**WHAT YOU ARE ASKED TO DO**
From the entries below, tally how many lines contain "CONTENDERE" and report only that figure.

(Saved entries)
*-*-*

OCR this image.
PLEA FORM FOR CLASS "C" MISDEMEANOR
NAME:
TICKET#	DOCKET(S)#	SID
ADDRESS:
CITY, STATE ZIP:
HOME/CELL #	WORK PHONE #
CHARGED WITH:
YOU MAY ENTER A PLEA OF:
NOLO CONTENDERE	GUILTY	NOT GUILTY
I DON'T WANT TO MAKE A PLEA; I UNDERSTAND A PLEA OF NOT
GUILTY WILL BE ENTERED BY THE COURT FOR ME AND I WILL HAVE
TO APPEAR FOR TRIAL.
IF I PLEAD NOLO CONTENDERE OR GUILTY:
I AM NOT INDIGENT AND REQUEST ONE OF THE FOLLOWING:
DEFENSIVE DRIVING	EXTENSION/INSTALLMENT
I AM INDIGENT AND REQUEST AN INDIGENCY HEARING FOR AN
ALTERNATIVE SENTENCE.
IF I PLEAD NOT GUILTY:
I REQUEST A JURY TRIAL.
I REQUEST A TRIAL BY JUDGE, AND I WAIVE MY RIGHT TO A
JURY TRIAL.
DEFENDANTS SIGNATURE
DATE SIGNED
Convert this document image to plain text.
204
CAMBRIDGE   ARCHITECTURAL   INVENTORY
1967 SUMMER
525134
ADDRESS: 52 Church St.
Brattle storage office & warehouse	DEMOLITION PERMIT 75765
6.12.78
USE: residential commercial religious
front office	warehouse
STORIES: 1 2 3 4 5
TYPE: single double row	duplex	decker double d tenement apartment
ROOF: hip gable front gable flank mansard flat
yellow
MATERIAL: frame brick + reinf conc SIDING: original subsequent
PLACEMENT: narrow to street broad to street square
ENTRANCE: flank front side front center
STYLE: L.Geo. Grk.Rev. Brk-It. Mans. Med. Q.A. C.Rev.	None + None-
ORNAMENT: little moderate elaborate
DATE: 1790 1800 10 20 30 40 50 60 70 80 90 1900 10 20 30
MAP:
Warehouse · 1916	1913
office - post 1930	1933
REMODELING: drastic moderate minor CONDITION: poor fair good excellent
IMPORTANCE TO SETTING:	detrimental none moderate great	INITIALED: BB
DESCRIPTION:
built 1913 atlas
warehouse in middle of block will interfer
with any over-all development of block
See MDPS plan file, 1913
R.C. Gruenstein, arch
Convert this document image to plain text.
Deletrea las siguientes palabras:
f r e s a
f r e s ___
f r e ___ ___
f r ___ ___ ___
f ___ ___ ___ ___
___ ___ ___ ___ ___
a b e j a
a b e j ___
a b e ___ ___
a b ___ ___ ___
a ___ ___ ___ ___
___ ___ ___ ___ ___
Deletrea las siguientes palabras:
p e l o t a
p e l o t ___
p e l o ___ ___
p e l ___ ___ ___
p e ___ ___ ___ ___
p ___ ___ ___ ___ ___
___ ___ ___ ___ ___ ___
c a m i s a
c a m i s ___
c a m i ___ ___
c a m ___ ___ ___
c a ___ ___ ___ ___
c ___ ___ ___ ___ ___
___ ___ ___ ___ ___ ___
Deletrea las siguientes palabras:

*-*-*

**EXERCISE SOLUTION**
2